◆ **STATED PROBLEM**: Reproduce each line exactly.

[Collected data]
━━━━━━━━━━

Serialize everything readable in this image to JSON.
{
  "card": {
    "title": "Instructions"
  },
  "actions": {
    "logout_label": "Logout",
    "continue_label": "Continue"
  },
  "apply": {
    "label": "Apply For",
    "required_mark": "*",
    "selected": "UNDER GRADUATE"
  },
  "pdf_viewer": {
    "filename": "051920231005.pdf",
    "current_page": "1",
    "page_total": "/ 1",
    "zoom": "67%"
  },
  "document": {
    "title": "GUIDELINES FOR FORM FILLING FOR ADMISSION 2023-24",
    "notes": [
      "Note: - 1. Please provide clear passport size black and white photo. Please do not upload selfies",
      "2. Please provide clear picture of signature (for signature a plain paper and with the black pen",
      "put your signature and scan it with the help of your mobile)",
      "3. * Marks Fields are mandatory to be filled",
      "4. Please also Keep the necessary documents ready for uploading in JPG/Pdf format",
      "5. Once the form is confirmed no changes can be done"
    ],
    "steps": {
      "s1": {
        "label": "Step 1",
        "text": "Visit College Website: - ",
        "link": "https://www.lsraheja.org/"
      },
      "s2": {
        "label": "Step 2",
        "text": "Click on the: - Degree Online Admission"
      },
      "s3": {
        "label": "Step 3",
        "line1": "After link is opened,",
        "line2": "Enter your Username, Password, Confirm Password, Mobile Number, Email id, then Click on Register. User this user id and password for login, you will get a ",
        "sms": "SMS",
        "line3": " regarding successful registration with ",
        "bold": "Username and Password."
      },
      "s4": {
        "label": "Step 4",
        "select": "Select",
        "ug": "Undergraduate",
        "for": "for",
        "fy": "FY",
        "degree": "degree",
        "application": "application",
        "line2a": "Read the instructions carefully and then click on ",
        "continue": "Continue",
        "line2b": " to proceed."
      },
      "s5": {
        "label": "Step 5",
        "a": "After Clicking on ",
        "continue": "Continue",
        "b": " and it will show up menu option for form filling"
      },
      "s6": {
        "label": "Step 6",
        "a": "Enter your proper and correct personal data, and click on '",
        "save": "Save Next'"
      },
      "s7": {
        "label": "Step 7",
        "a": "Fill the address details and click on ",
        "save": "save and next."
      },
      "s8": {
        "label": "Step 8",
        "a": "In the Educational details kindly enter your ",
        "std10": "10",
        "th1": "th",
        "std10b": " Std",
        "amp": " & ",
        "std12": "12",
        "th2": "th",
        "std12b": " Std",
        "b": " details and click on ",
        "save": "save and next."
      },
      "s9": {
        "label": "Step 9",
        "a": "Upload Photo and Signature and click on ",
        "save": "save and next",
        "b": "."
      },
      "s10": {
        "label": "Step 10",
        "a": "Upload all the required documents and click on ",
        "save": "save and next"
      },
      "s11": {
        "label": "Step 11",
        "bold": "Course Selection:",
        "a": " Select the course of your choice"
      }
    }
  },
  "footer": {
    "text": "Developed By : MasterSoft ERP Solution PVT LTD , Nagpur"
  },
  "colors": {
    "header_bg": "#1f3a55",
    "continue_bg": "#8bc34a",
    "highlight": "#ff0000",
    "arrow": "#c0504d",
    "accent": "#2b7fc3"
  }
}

━━━━━━━━━━

◆ **EXERCISE RESULT**:
Serialize everything readable in this image to JSON.
{
  "card": {
    "title": "Instructions"
  },
  "actions": {
    "logout_label": "Logout",
    "continue_label": "Continue"
  },
  "apply": {
    "label": "Apply For",
    "required_mark": "*",
    "selected": "UNDER GRADUATE"
  },
  "pdf_viewer": {
    "filename": "051920231005.pdf",
    "current_page": "1",
    "page_total": "/ 1",
    "zoom": "67%"
  },
  "document": {
    "title": "GUIDELINES FOR FORM FILLING FOR ADMISSION 2023-24",
    "notes": [
      "Note: - 1. Please provide clear passport size black and white photo. Please do not upload selfies",
      "2. Please provide clear picture of signature (for signature a plain paper and with the black pen",
      "put your signature and scan it with the help of your mobile)",
      "3. * Marks Fields are mandatory to be filled",
      "4. Please also Keep the necessary documents ready for uploading in JPG/Pdf format",
      "5. Once the form is confirmed no changes can be done"
    ],
    "steps": {
      "s1": {
        "label": "Step 1",
        "text": "Visit College Website: - ",
        "link": "https://www.lsraheja.org/"
      },
      "s2": {
        "label": "Step 2",
        "text": "Click on the: - Degree Online Admission"
      },
      "s3": {
        "label": "Step 3",
        "line1": "After link is opened,",
        "line2": "Enter your Username, Password, Confirm Password, Mobile Number, Email id, then Click on Register. User this user id and password for login, you will get a ",
        "sms": "SMS",
        "line3": " regarding successful registration with ",
        "bold": "Username and Password."
      },
      "s4": {
        "label": "Step 4",
        "select": "Select",
        "ug": "Undergraduate",
        "for": "for",
        "fy": "FY",
        "degree": "degree",
        "application": "application",
        "line2a": "Read the instructions carefully and then click on ",
        "continue": "Continue",
        "line2b": " to proceed."
      },
      "s5": {
        "label": "Step 5",
        "a": "After Clicking on ",
        "continue": "Continue",
        "b": " and it will show up menu option for form filling"
      },
      "s6": {
        "label": "Step 6",
        "a": "Enter your proper and correct personal data, and click on '",
        "save": "Save Next'"
      },
      "s7": {
        "label": "Step 7",
        "a": "Fill the address details and click on ",
        "save": "save and next."
      },
      "s8": {
        "label": "Step 8",
        "a": "In the Educational details kindly enter your ",
        "std10": "10",
        "th1": "th",
        "std10b": " Std",
        "amp": " & ",
        "std12": "12",
        "th2": "th",
        "std12b": " Std",
        "b": " details and click on ",
        "save": "save and next."
      },
      "s9": {
        "label": "Step 9",
        "a": "Upload Photo and Signature and click on ",
        "save": "save and next",
        "b": "."
      },
      "s10": {
        "label": "Step 10",
        "a": "Upload all the required documents and click on ",
        "save": "save and next"
      },
      "s11": {
        "label": "Step 11",
        "bold": "Course Selection:",
        "a": " Select the course of your choice"
      }
    }
  },
  "footer": {
    "text": "Developed By : MasterSoft ERP Solution PVT LTD , Nagpur"
  },
  "colors": {
    "header_bg": "#1f3a55",
    "continue_bg": "#8bc34a",
    "highlight": "#ff0000",
    "arrow": "#c0504d",
    "accent": "#2b7fc3"
  }
}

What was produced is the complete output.